* [Exercise directions]: Pick every line from the data that holds the word "onshore".

* [Data entries]:
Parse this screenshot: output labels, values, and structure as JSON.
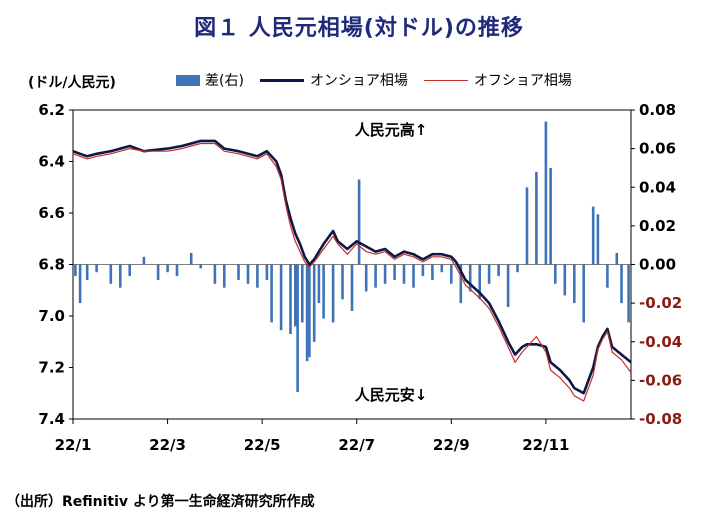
{
  "title": "図１ 人民元相場(対ドル)の推移",
  "source_note": "（出所）Refinitiv より第一生命経済研究所作成",
  "colors": {
    "onshore": "#0d1846",
    "offshore": "#c0302b",
    "diff": "#3f73b8",
    "right_neg": "#8b1a12"
  },
  "chart_data": {
    "type": "line",
    "ylabel_left": "(ドル/人民元)",
    "legend": [
      {
        "key": "diff",
        "label": "差(右)"
      },
      {
        "key": "onshore",
        "label": "オンショア相場"
      },
      {
        "key": "offshore",
        "label": "オフショア相場"
      }
    ],
    "annotations": {
      "up": "人民元高↑",
      "down": "人民元安↓"
    },
    "x_ticks": [
      "22/1",
      "22/3",
      "22/5",
      "22/7",
      "22/9",
      "22/11"
    ],
    "left_axis": {
      "min": 6.2,
      "max": 7.4,
      "inverted": true,
      "ticks": [
        "6.2",
        "6.4",
        "6.6",
        "6.8",
        "7.0",
        "7.2",
        "7.4"
      ]
    },
    "right_axis": {
      "min": -0.08,
      "max": 0.08,
      "ticks": [
        "0.08",
        "0.06",
        "0.04",
        "0.02",
        "0.00",
        "-0.02",
        "-0.04",
        "-0.06",
        "-0.08"
      ]
    },
    "x_range_months": [
      0,
      11.8
    ],
    "onshore": [
      [
        0,
        6.36
      ],
      [
        0.15,
        6.37
      ],
      [
        0.3,
        6.38
      ],
      [
        0.5,
        6.37
      ],
      [
        0.8,
        6.36
      ],
      [
        1.0,
        6.35
      ],
      [
        1.2,
        6.34
      ],
      [
        1.5,
        6.36
      ],
      [
        2.0,
        6.35
      ],
      [
        2.3,
        6.34
      ],
      [
        2.5,
        6.33
      ],
      [
        2.7,
        6.32
      ],
      [
        3.0,
        6.32
      ],
      [
        3.2,
        6.35
      ],
      [
        3.5,
        6.36
      ],
      [
        3.9,
        6.38
      ],
      [
        4.1,
        6.36
      ],
      [
        4.3,
        6.4
      ],
      [
        4.4,
        6.45
      ],
      [
        4.5,
        6.55
      ],
      [
        4.6,
        6.62
      ],
      [
        4.7,
        6.68
      ],
      [
        4.8,
        6.72
      ],
      [
        4.9,
        6.77
      ],
      [
        5.0,
        6.8
      ],
      [
        5.1,
        6.78
      ],
      [
        5.3,
        6.72
      ],
      [
        5.5,
        6.67
      ],
      [
        5.6,
        6.71
      ],
      [
        5.8,
        6.74
      ],
      [
        6.0,
        6.71
      ],
      [
        6.2,
        6.73
      ],
      [
        6.4,
        6.75
      ],
      [
        6.6,
        6.74
      ],
      [
        6.8,
        6.77
      ],
      [
        7.0,
        6.75
      ],
      [
        7.2,
        6.76
      ],
      [
        7.4,
        6.78
      ],
      [
        7.6,
        6.76
      ],
      [
        7.8,
        6.76
      ],
      [
        8.0,
        6.77
      ],
      [
        8.1,
        6.79
      ],
      [
        8.3,
        6.86
      ],
      [
        8.6,
        6.91
      ],
      [
        8.8,
        6.95
      ],
      [
        9.0,
        7.02
      ],
      [
        9.2,
        7.1
      ],
      [
        9.35,
        7.15
      ],
      [
        9.5,
        7.12
      ],
      [
        9.6,
        7.11
      ],
      [
        9.8,
        7.11
      ],
      [
        10.0,
        7.12
      ],
      [
        10.1,
        7.18
      ],
      [
        10.3,
        7.21
      ],
      [
        10.5,
        7.25
      ],
      [
        10.6,
        7.28
      ],
      [
        10.8,
        7.3
      ],
      [
        10.9,
        7.25
      ],
      [
        11.0,
        7.2
      ],
      [
        11.1,
        7.12
      ],
      [
        11.2,
        7.08
      ],
      [
        11.3,
        7.05
      ],
      [
        11.4,
        7.12
      ],
      [
        11.6,
        7.15
      ],
      [
        11.8,
        7.18
      ]
    ],
    "offshore": [
      [
        0,
        6.37
      ],
      [
        0.15,
        6.38
      ],
      [
        0.3,
        6.39
      ],
      [
        0.5,
        6.38
      ],
      [
        0.8,
        6.37
      ],
      [
        1.0,
        6.36
      ],
      [
        1.2,
        6.35
      ],
      [
        1.5,
        6.36
      ],
      [
        2.0,
        6.36
      ],
      [
        2.3,
        6.35
      ],
      [
        2.5,
        6.34
      ],
      [
        2.7,
        6.33
      ],
      [
        3.0,
        6.33
      ],
      [
        3.2,
        6.36
      ],
      [
        3.5,
        6.37
      ],
      [
        3.9,
        6.39
      ],
      [
        4.1,
        6.37
      ],
      [
        4.3,
        6.42
      ],
      [
        4.4,
        6.47
      ],
      [
        4.5,
        6.57
      ],
      [
        4.6,
        6.65
      ],
      [
        4.7,
        6.71
      ],
      [
        4.8,
        6.75
      ],
      [
        4.9,
        6.79
      ],
      [
        5.0,
        6.81
      ],
      [
        5.1,
        6.79
      ],
      [
        5.3,
        6.74
      ],
      [
        5.5,
        6.69
      ],
      [
        5.6,
        6.72
      ],
      [
        5.8,
        6.76
      ],
      [
        6.0,
        6.72
      ],
      [
        6.2,
        6.75
      ],
      [
        6.4,
        6.76
      ],
      [
        6.6,
        6.75
      ],
      [
        6.8,
        6.78
      ],
      [
        7.0,
        6.76
      ],
      [
        7.2,
        6.77
      ],
      [
        7.4,
        6.79
      ],
      [
        7.6,
        6.77
      ],
      [
        7.8,
        6.77
      ],
      [
        8.0,
        6.78
      ],
      [
        8.1,
        6.81
      ],
      [
        8.3,
        6.88
      ],
      [
        8.6,
        6.93
      ],
      [
        8.8,
        6.97
      ],
      [
        9.0,
        7.04
      ],
      [
        9.2,
        7.12
      ],
      [
        9.35,
        7.18
      ],
      [
        9.5,
        7.14
      ],
      [
        9.6,
        7.12
      ],
      [
        9.8,
        7.08
      ],
      [
        10.0,
        7.14
      ],
      [
        10.1,
        7.21
      ],
      [
        10.3,
        7.24
      ],
      [
        10.5,
        7.28
      ],
      [
        10.6,
        7.31
      ],
      [
        10.8,
        7.33
      ],
      [
        10.9,
        7.28
      ],
      [
        11.0,
        7.23
      ],
      [
        11.1,
        7.13
      ],
      [
        11.2,
        7.09
      ],
      [
        11.3,
        7.06
      ],
      [
        11.4,
        7.14
      ],
      [
        11.6,
        7.17
      ],
      [
        11.8,
        7.22
      ]
    ],
    "diff": [
      [
        0.05,
        -0.006
      ],
      [
        0.15,
        -0.02
      ],
      [
        0.3,
        -0.008
      ],
      [
        0.5,
        -0.004
      ],
      [
        0.8,
        -0.01
      ],
      [
        1.0,
        -0.012
      ],
      [
        1.2,
        -0.006
      ],
      [
        1.5,
        0.004
      ],
      [
        1.8,
        -0.008
      ],
      [
        2.0,
        -0.004
      ],
      [
        2.2,
        -0.006
      ],
      [
        2.5,
        0.006
      ],
      [
        2.7,
        -0.002
      ],
      [
        3.0,
        -0.01
      ],
      [
        3.2,
        -0.012
      ],
      [
        3.5,
        -0.008
      ],
      [
        3.7,
        -0.01
      ],
      [
        3.9,
        -0.012
      ],
      [
        4.1,
        -0.008
      ],
      [
        4.2,
        -0.03
      ],
      [
        4.4,
        -0.034
      ],
      [
        4.6,
        -0.036
      ],
      [
        4.7,
        -0.032
      ],
      [
        4.75,
        -0.066
      ],
      [
        4.85,
        -0.03
      ],
      [
        4.95,
        -0.05
      ],
      [
        5.0,
        -0.048
      ],
      [
        5.1,
        -0.04
      ],
      [
        5.2,
        -0.02
      ],
      [
        5.3,
        -0.028
      ],
      [
        5.5,
        -0.03
      ],
      [
        5.7,
        -0.018
      ],
      [
        5.9,
        -0.024
      ],
      [
        6.05,
        0.044
      ],
      [
        6.2,
        -0.014
      ],
      [
        6.4,
        -0.012
      ],
      [
        6.6,
        -0.01
      ],
      [
        6.8,
        -0.008
      ],
      [
        7.0,
        -0.01
      ],
      [
        7.2,
        -0.012
      ],
      [
        7.4,
        -0.006
      ],
      [
        7.6,
        -0.008
      ],
      [
        7.8,
        -0.004
      ],
      [
        8.0,
        -0.01
      ],
      [
        8.2,
        -0.02
      ],
      [
        8.4,
        -0.014
      ],
      [
        8.6,
        -0.018
      ],
      [
        8.8,
        -0.01
      ],
      [
        9.0,
        -0.006
      ],
      [
        9.2,
        -0.022
      ],
      [
        9.4,
        -0.004
      ],
      [
        9.6,
        0.04
      ],
      [
        9.8,
        0.048
      ],
      [
        10.0,
        0.074
      ],
      [
        10.1,
        0.05
      ],
      [
        10.2,
        -0.01
      ],
      [
        10.4,
        -0.016
      ],
      [
        10.6,
        -0.02
      ],
      [
        10.8,
        -0.03
      ],
      [
        11.0,
        0.03
      ],
      [
        11.1,
        0.026
      ],
      [
        11.3,
        -0.012
      ],
      [
        11.5,
        0.006
      ],
      [
        11.6,
        -0.02
      ],
      [
        11.75,
        -0.03
      ]
    ]
  }
}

* [Response to this exercise]:
    "onshore": "#0d1846",
        "key": "onshore",
    "onshore": [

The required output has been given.